◆ GIVEN EXERCISE ◆
List every line below containing "right".

◆ ITEMS ◆
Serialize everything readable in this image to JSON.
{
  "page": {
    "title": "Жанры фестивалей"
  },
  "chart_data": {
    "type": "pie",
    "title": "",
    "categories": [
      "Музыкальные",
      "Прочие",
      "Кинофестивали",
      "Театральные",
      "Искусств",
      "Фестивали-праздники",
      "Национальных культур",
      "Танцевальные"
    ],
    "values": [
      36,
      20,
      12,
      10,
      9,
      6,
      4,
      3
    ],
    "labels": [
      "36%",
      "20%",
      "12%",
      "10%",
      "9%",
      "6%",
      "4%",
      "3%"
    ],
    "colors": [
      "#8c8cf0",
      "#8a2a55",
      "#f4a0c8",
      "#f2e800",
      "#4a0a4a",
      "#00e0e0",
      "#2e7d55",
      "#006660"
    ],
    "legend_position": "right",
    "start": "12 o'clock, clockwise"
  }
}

...

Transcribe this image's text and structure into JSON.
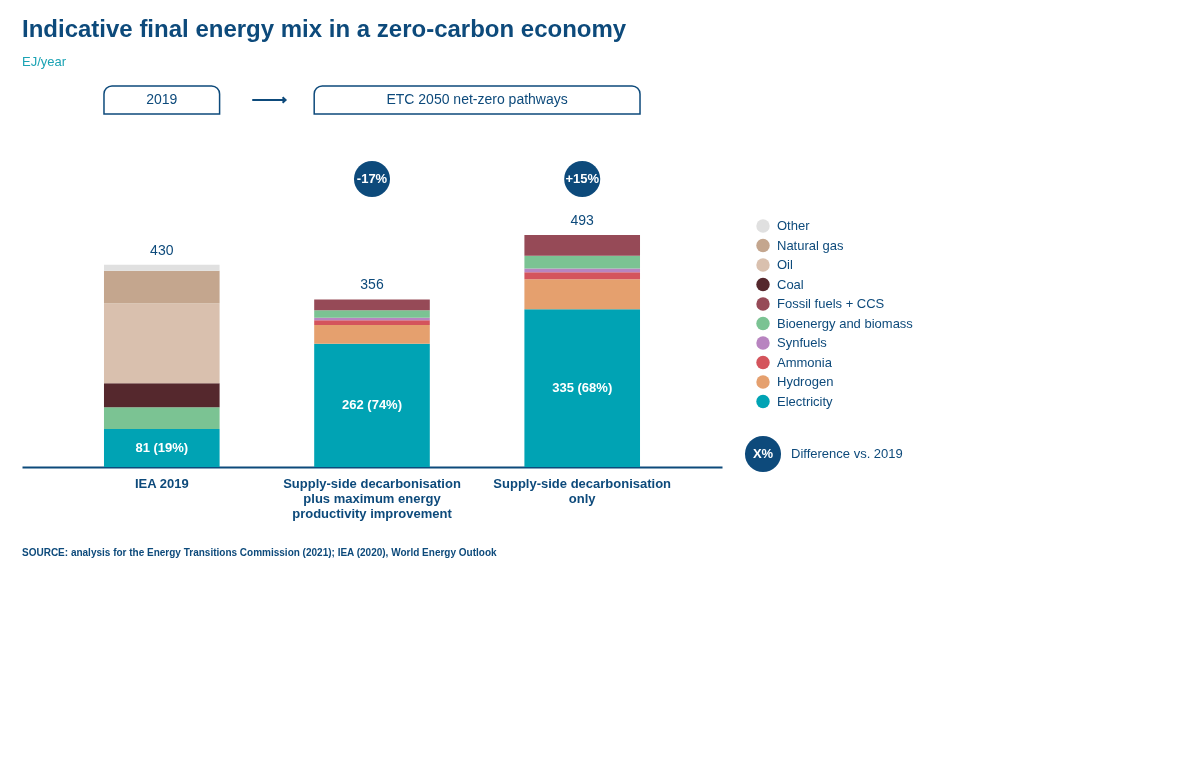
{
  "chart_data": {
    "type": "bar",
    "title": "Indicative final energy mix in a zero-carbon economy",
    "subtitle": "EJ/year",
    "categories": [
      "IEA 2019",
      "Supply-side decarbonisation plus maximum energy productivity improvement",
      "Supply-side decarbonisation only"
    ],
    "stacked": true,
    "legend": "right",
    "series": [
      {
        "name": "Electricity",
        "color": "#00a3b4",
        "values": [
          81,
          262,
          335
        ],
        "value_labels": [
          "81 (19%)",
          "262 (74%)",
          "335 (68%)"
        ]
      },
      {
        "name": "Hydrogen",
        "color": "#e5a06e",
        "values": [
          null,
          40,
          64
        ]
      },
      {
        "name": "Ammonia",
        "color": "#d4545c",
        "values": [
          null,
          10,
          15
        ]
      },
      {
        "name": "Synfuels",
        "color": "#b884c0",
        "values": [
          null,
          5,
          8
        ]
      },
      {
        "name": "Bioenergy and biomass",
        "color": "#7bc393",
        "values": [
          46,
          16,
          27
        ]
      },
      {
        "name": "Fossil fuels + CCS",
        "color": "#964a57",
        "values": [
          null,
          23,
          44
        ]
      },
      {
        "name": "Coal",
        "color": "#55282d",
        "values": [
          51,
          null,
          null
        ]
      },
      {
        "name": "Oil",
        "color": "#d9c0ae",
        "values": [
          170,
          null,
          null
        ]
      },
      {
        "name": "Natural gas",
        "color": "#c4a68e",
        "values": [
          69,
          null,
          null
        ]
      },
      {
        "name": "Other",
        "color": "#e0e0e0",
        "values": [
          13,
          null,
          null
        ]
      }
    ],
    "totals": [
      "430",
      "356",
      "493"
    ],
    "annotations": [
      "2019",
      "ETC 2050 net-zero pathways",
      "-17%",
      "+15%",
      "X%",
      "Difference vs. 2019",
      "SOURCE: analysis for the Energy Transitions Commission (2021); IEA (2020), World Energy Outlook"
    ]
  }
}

◆ THE OUTPUT ◆
    "legend_position": "right",
    "legend": "right",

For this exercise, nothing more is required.